# Start of Data section

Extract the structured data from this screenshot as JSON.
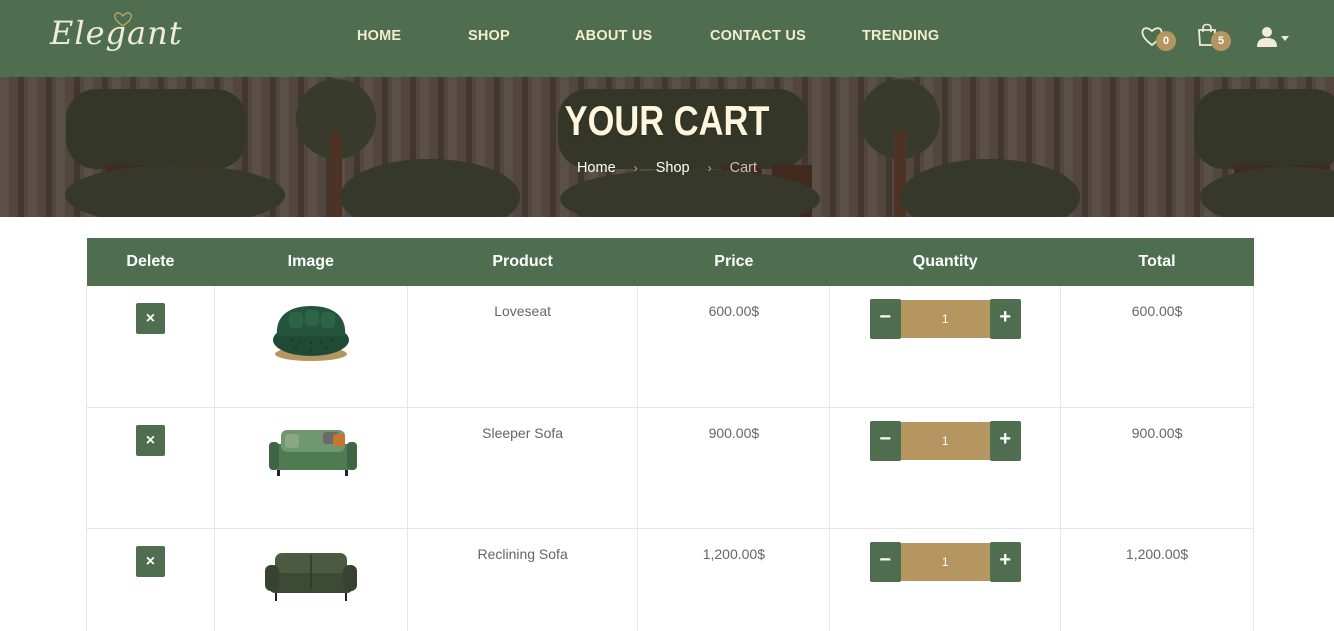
{
  "brand": {
    "name": "Elegant"
  },
  "nav": {
    "items": [
      {
        "label": "HOME"
      },
      {
        "label": "SHOP"
      },
      {
        "label": "ABOUT US"
      },
      {
        "label": "CONTACT US"
      },
      {
        "label": "TRENDING"
      }
    ]
  },
  "header_icons": {
    "wishlist": {
      "icon": "heart-icon",
      "count": "0"
    },
    "cart": {
      "icon": "shopping-bag-icon",
      "count": "5"
    },
    "account": {
      "icon": "user-icon"
    }
  },
  "hero": {
    "title": "YOUR CART",
    "breadcrumb": [
      "Home",
      "Shop",
      "Cart"
    ]
  },
  "table": {
    "headers": [
      "Delete",
      "Image",
      "Product",
      "Price",
      "Quantity",
      "Total"
    ],
    "rows": [
      {
        "product": "Loveseat",
        "price": "600.00$",
        "quantity": "1",
        "total": "600.00$"
      },
      {
        "product": "Sleeper Sofa",
        "price": "900.00$",
        "quantity": "1",
        "total": "900.00$"
      },
      {
        "product": "Reclining Sofa",
        "price": "1,200.00$",
        "quantity": "1",
        "total": "1,200.00$"
      }
    ],
    "delete_symbol": "×",
    "minus_symbol": "−",
    "plus_symbol": "+"
  },
  "colors": {
    "primary_green": "#4f6e4f",
    "accent_gold": "#b59560",
    "nav_text": "#f3eccf"
  }
}
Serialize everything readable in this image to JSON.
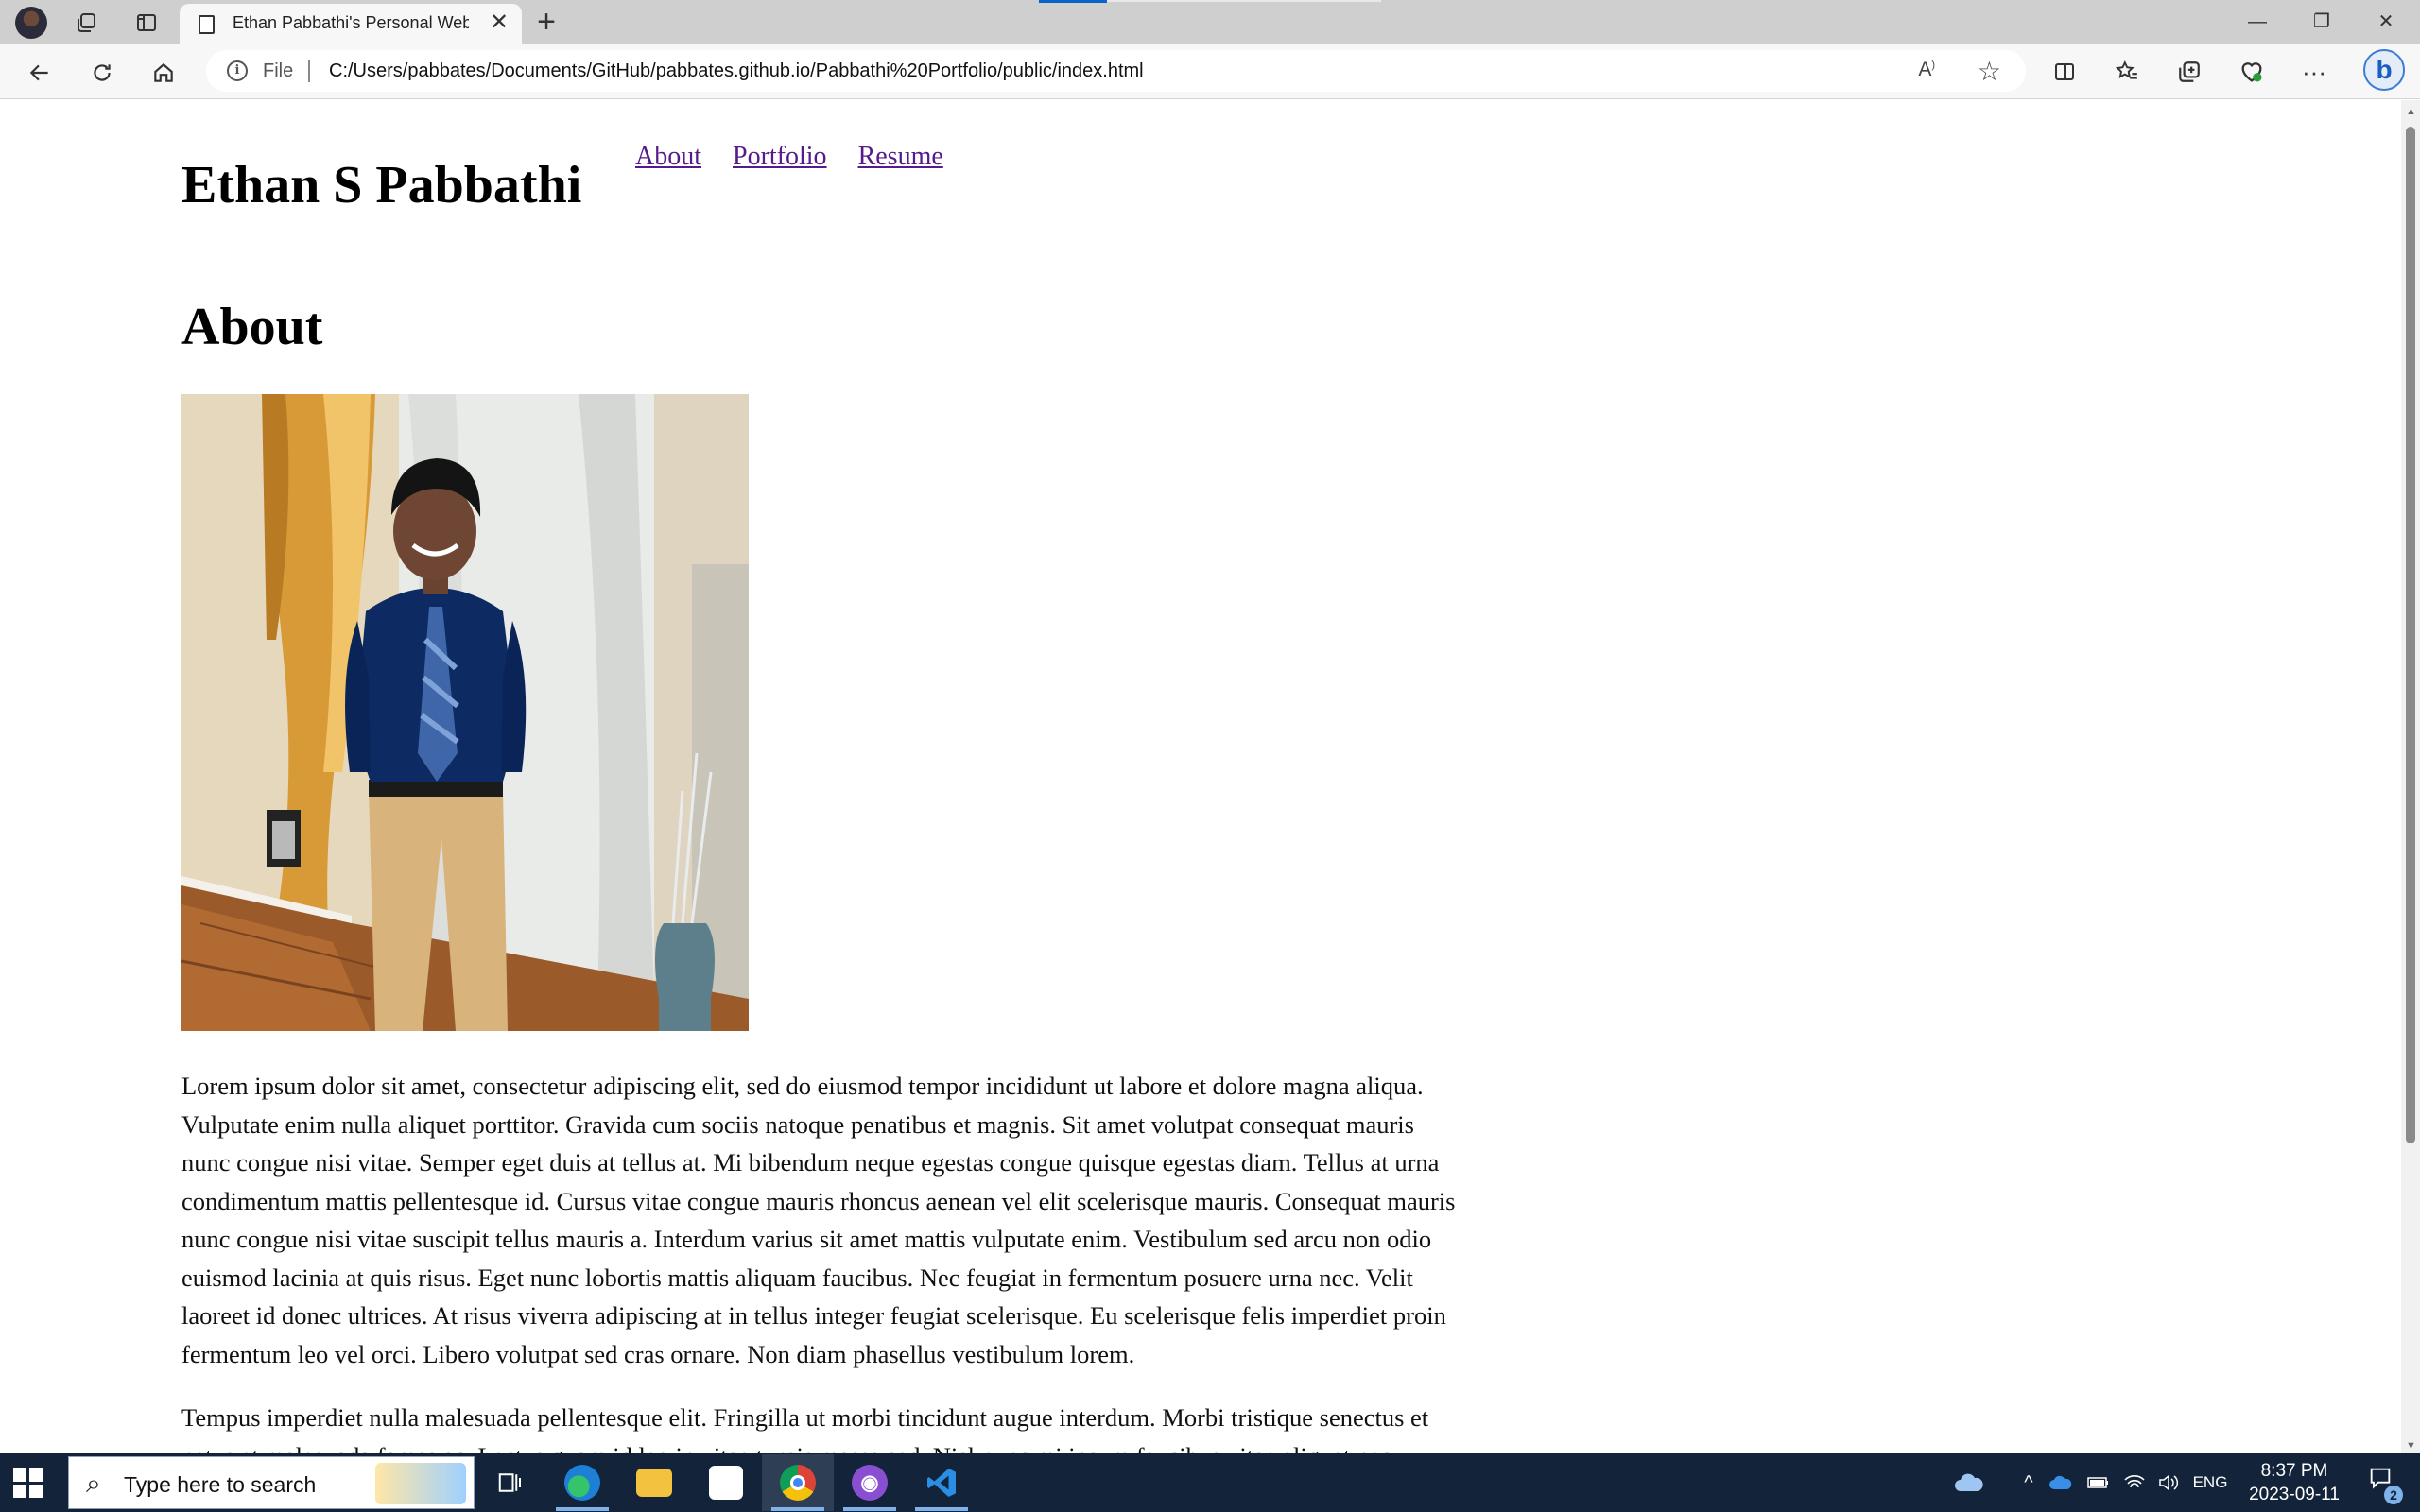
{
  "browser": {
    "tab": {
      "title": "Ethan Pabbathi's Personal Websi"
    },
    "address_bar": {
      "file_label": "File",
      "url": "C:/Users/pabbates/Documents/GitHub/pabbates.github.io/Pabbathi%20Portfolio/public/index.html"
    },
    "window_controls": {
      "minimize": "—",
      "restore": "❐",
      "close": "✕"
    }
  },
  "page": {
    "site_name": "Ethan S Pabbathi",
    "nav": [
      {
        "label": "About"
      },
      {
        "label": "Portfolio"
      },
      {
        "label": "Resume"
      }
    ],
    "section_heading": "About",
    "paragraphs": [
      "Lorem ipsum dolor sit amet, consectetur adipiscing elit, sed do eiusmod tempor incididunt ut labore et dolore magna aliqua. Vulputate enim nulla aliquet porttitor. Gravida cum sociis natoque penatibus et magnis. Sit amet volutpat consequat mauris nunc congue nisi vitae. Semper eget duis at tellus at. Mi bibendum neque egestas congue quisque egestas diam. Tellus at urna condimentum mattis pellentesque id. Cursus vitae congue mauris rhoncus aenean vel elit scelerisque mauris. Consequat mauris nunc congue nisi vitae suscipit tellus mauris a. Interdum varius sit amet mattis vulputate enim. Vestibulum sed arcu non odio euismod lacinia at quis risus. Eget nunc lobortis mattis aliquam faucibus. Nec feugiat in fermentum posuere urna nec. Velit laoreet id donec ultrices. At risus viverra adipiscing at in tellus integer feugiat scelerisque. Eu scelerisque felis imperdiet proin fermentum leo vel orci. Libero volutpat sed cras ornare. Non diam phasellus vestibulum lorem.",
      "Tempus imperdiet nulla malesuada pellentesque elit. Fringilla ut morbi tincidunt augue interdum. Morbi tristique senectus et netus et malesuada fames ac. Lectus quam id leo in vitae turpis massa sed. Nisl nunc mi ipsum faucibus vitae aliquet nec ullamcorper sit amet risus nullam eget felis eget nunc lobortis mattis aliquam faucibus purus in massa tempor nec."
    ]
  },
  "taskbar": {
    "search_placeholder": "Type here to search",
    "language": "ENG",
    "time": "8:37 PM",
    "date": "2023-09-11",
    "notification_count": "2"
  },
  "colors": {
    "link_visited": "#551a8b",
    "taskbar_bg": "#12233a",
    "tab_active_bg": "#f7f7f7",
    "tabbar_bg": "#cfcfcf"
  },
  "icons": [
    "profile-avatar-icon",
    "workspaces-icon",
    "vertical-tabs-icon",
    "page-icon",
    "back-icon",
    "refresh-icon",
    "home-icon",
    "info-icon",
    "read-aloud-icon",
    "favorite-star-icon",
    "split-screen-icon",
    "favorites-icon",
    "collections-icon",
    "browser-essentials-icon",
    "more-icon",
    "bing-copilot-icon",
    "windows-start-icon",
    "search-icon",
    "task-view-icon",
    "edge-icon",
    "file-explorer-icon",
    "store-icon",
    "chrome-icon",
    "github-desktop-icon",
    "vscode-icon",
    "onedrive-icon",
    "chevron-up-icon",
    "battery-icon",
    "wifi-icon",
    "volume-icon",
    "notification-icon"
  ]
}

# End of Data section

_Written instruction_
Skip the pictures and print each record exactly as it stands.

_Response for this exercise_
Extract the structured data from this screenshot as JSON.
{
  "brand": {
    "name": "Elegant"
  },
  "nav": {
    "items": [
      {
        "label": "HOME"
      },
      {
        "label": "SHOP"
      },
      {
        "label": "ABOUT US"
      },
      {
        "label": "CONTACT US"
      },
      {
        "label": "TRENDING"
      }
    ]
  },
  "header_icons": {
    "wishlist": {
      "icon": "heart-icon",
      "count": "0"
    },
    "cart": {
      "icon": "shopping-bag-icon",
      "count": "5"
    },
    "account": {
      "icon": "user-icon"
    }
  },
  "hero": {
    "title": "YOUR CART",
    "breadcrumb": [
      "Home",
      "Shop",
      "Cart"
    ]
  },
  "table": {
    "headers": [
      "Delete",
      "Image",
      "Product",
      "Price",
      "Quantity",
      "Total"
    ],
    "rows": [
      {
        "product": "Loveseat",
        "price": "600.00$",
        "quantity": "1",
        "total": "600.00$"
      },
      {
        "product": "Sleeper Sofa",
        "price": "900.00$",
        "quantity": "1",
        "total": "900.00$"
      },
      {
        "product": "Reclining Sofa",
        "price": "1,200.00$",
        "quantity": "1",
        "total": "1,200.00$"
      }
    ],
    "delete_symbol": "×",
    "minus_symbol": "−",
    "plus_symbol": "+"
  },
  "colors": {
    "primary_green": "#4f6e4f",
    "accent_gold": "#b59560",
    "nav_text": "#f3eccf"
  }
}
Serialize everything readable in this image to JSON.
{
  "browser": {
    "tab": {
      "title": "Ethan Pabbathi's Personal Websi"
    },
    "address_bar": {
      "file_label": "File",
      "url": "C:/Users/pabbates/Documents/GitHub/pabbates.github.io/Pabbathi%20Portfolio/public/index.html"
    },
    "window_controls": {
      "minimize": "—",
      "restore": "❐",
      "close": "✕"
    }
  },
  "page": {
    "site_name": "Ethan S Pabbathi",
    "nav": [
      {
        "label": "About"
      },
      {
        "label": "Portfolio"
      },
      {
        "label": "Resume"
      }
    ],
    "section_heading": "About",
    "paragraphs": [
      "Lorem ipsum dolor sit amet, consectetur adipiscing elit, sed do eiusmod tempor incididunt ut labore et dolore magna aliqua. Vulputate enim nulla aliquet porttitor. Gravida cum sociis natoque penatibus et magnis. Sit amet volutpat consequat mauris nunc congue nisi vitae. Semper eget duis at tellus at. Mi bibendum neque egestas congue quisque egestas diam. Tellus at urna condimentum mattis pellentesque id. Cursus vitae congue mauris rhoncus aenean vel elit scelerisque mauris. Consequat mauris nunc congue nisi vitae suscipit tellus mauris a. Interdum varius sit amet mattis vulputate enim. Vestibulum sed arcu non odio euismod lacinia at quis risus. Eget nunc lobortis mattis aliquam faucibus. Nec feugiat in fermentum posuere urna nec. Velit laoreet id donec ultrices. At risus viverra adipiscing at in tellus integer feugiat scelerisque. Eu scelerisque felis imperdiet proin fermentum leo vel orci. Libero volutpat sed cras ornare. Non diam phasellus vestibulum lorem.",
      "Tempus imperdiet nulla malesuada pellentesque elit. Fringilla ut morbi tincidunt augue interdum. Morbi tristique senectus et netus et malesuada fames ac. Lectus quam id leo in vitae turpis massa sed. Nisl nunc mi ipsum faucibus vitae aliquet nec ullamcorper sit amet risus nullam eget felis eget nunc lobortis mattis aliquam faucibus purus in massa tempor nec."
    ]
  },
  "taskbar": {
    "search_placeholder": "Type here to search",
    "language": "ENG",
    "time": "8:37 PM",
    "date": "2023-09-11",
    "notification_count": "2"
  },
  "colors": {
    "link_visited": "#551a8b",
    "taskbar_bg": "#12233a",
    "tab_active_bg": "#f7f7f7",
    "tabbar_bg": "#cfcfcf"
  },
  "icons": [
    "profile-avatar-icon",
    "workspaces-icon",
    "vertical-tabs-icon",
    "page-icon",
    "back-icon",
    "refresh-icon",
    "home-icon",
    "info-icon",
    "read-aloud-icon",
    "favorite-star-icon",
    "split-screen-icon",
    "favorites-icon",
    "collections-icon",
    "browser-essentials-icon",
    "more-icon",
    "bing-copilot-icon",
    "windows-start-icon",
    "search-icon",
    "task-view-icon",
    "edge-icon",
    "file-explorer-icon",
    "store-icon",
    "chrome-icon",
    "github-desktop-icon",
    "vscode-icon",
    "onedrive-icon",
    "chevron-up-icon",
    "battery-icon",
    "wifi-icon",
    "volume-icon",
    "notification-icon"
  ]
}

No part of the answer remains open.